[start Given entries]

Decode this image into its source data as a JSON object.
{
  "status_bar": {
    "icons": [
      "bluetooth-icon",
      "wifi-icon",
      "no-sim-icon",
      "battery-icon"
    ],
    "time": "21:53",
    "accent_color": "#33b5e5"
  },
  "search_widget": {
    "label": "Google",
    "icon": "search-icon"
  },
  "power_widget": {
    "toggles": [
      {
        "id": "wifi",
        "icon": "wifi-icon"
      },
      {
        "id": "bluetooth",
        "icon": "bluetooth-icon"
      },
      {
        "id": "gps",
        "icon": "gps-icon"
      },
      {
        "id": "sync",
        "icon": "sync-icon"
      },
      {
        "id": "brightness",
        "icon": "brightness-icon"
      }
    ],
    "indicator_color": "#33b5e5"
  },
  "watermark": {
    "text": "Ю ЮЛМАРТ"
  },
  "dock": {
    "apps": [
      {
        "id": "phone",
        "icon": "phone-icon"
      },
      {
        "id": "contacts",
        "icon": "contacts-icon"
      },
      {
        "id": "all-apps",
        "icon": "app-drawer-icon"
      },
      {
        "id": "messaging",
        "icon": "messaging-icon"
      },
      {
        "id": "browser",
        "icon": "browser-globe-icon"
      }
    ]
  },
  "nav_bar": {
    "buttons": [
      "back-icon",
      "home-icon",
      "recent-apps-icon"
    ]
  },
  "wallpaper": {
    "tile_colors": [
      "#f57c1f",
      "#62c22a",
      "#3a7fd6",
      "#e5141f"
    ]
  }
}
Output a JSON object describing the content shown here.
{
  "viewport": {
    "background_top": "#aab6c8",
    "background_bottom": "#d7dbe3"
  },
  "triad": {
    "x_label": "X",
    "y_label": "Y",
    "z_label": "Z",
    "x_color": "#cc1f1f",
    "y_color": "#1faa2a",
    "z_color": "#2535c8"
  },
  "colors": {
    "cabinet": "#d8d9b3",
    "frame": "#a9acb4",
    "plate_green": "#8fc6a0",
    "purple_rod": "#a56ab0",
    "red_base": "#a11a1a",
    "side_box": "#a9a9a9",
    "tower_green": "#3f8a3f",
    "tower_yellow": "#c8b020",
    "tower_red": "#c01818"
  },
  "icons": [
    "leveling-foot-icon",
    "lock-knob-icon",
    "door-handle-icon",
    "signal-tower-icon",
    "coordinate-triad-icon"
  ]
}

[end Given entries]

Display every line of the listing that contains the string "bluetooth".

* **Task solution**:
      "bluetooth-icon",
        "id": "bluetooth",
        "icon": "bluetooth-icon"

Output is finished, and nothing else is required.